**GIVEN INSTRUCTION:**
Select lines where the word "google" appears.

**DATASET ROWS:**

"""

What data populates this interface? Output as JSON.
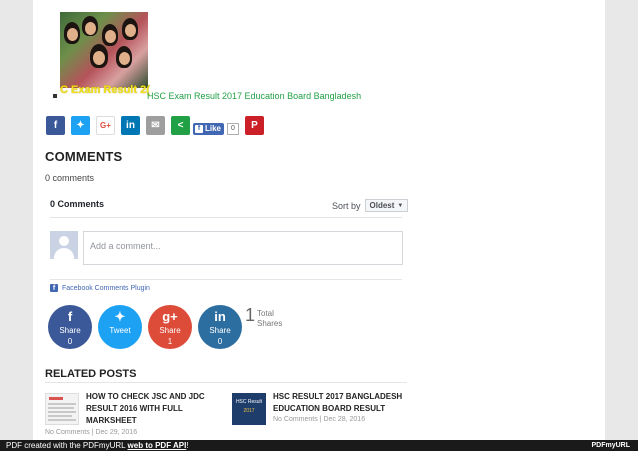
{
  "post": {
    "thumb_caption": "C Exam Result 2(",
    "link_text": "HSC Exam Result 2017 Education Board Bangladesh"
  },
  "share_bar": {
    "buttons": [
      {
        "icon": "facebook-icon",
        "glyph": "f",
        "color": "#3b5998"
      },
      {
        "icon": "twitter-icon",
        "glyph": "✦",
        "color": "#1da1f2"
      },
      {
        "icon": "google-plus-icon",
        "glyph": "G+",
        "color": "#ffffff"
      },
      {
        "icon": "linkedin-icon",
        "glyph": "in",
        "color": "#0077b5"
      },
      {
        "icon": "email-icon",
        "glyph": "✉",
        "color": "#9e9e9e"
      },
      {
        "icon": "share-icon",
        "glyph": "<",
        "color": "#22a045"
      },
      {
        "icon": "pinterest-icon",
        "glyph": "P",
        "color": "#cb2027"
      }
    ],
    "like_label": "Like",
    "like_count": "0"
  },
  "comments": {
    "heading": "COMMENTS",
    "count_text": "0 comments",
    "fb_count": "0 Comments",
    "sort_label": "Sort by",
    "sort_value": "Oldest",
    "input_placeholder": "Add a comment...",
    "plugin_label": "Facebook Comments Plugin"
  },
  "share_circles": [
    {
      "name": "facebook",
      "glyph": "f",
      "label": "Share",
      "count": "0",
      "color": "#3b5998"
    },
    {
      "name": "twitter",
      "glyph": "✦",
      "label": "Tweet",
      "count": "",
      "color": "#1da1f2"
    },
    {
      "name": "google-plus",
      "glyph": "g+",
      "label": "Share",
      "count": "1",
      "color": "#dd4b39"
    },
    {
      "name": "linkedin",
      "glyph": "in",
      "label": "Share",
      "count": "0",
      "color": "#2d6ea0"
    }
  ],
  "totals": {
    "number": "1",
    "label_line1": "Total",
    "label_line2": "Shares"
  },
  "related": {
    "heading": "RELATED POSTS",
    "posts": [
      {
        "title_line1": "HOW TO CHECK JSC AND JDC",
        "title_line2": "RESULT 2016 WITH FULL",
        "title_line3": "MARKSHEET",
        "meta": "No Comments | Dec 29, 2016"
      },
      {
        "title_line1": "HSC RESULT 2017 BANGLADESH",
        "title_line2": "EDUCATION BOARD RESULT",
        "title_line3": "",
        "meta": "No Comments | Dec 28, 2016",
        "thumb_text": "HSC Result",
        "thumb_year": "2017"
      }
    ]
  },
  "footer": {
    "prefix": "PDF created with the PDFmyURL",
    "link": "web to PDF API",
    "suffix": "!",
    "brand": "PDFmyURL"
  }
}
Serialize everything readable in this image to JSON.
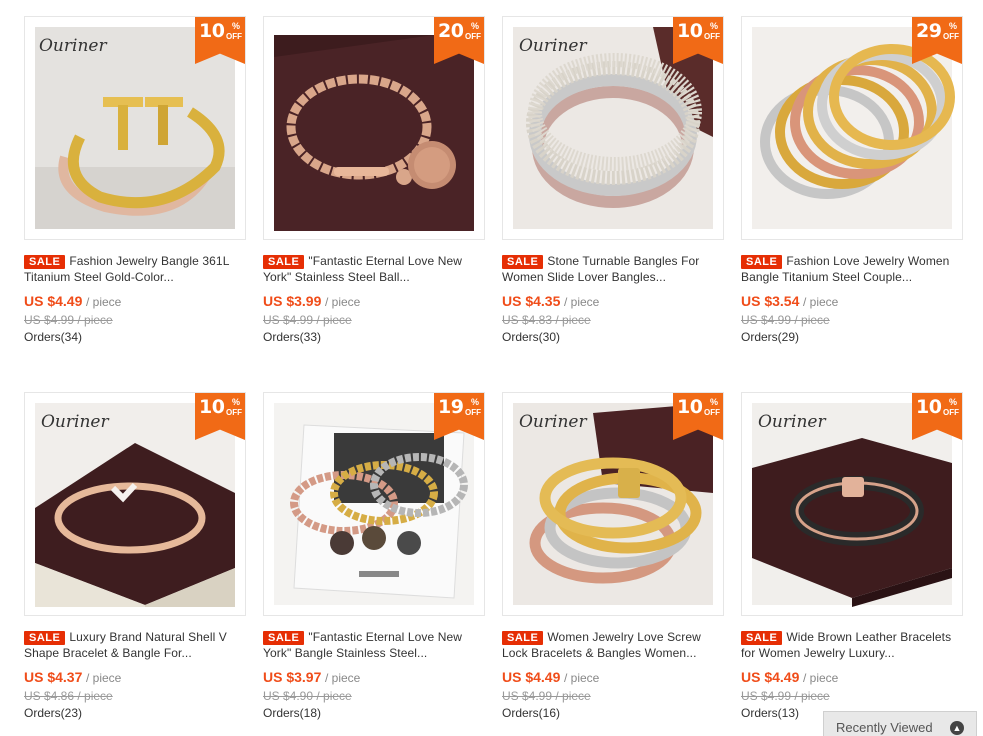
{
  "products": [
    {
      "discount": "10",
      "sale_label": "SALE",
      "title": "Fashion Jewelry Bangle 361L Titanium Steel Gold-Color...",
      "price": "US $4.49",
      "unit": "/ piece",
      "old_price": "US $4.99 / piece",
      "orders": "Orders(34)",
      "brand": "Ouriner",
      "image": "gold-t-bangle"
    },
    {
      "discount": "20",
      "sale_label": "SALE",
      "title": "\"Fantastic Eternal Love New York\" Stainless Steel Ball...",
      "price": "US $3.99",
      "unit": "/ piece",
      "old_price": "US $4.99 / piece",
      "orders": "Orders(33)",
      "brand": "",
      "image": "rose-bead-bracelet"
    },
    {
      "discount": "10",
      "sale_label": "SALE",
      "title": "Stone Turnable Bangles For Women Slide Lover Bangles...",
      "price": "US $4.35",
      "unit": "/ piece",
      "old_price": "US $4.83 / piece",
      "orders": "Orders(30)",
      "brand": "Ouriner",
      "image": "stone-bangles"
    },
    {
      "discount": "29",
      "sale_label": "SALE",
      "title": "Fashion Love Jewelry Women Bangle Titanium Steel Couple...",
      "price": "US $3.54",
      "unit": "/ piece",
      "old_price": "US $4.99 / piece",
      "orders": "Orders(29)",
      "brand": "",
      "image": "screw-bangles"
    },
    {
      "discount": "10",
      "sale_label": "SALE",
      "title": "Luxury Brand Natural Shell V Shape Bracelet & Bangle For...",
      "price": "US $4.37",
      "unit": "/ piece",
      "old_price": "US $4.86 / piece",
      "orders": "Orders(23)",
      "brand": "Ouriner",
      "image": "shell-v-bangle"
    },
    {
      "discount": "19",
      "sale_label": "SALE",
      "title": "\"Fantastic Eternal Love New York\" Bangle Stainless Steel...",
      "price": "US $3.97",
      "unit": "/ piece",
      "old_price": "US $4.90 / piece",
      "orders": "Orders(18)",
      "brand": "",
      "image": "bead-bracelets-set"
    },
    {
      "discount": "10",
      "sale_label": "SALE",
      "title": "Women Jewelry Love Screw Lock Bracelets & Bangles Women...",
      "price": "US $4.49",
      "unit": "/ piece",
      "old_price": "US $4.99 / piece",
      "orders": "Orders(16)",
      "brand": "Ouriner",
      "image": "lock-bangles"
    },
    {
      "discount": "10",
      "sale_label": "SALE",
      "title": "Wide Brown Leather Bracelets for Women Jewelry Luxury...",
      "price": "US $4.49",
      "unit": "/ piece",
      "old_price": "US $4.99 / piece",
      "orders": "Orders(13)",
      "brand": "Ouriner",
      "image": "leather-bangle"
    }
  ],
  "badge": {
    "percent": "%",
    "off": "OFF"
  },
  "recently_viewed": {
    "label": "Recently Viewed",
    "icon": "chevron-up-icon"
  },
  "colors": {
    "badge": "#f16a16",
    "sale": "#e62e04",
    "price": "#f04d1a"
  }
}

"""

**FULL ANSWER:**
        "icon": "google-plus-icon",
      "name": "google-plus",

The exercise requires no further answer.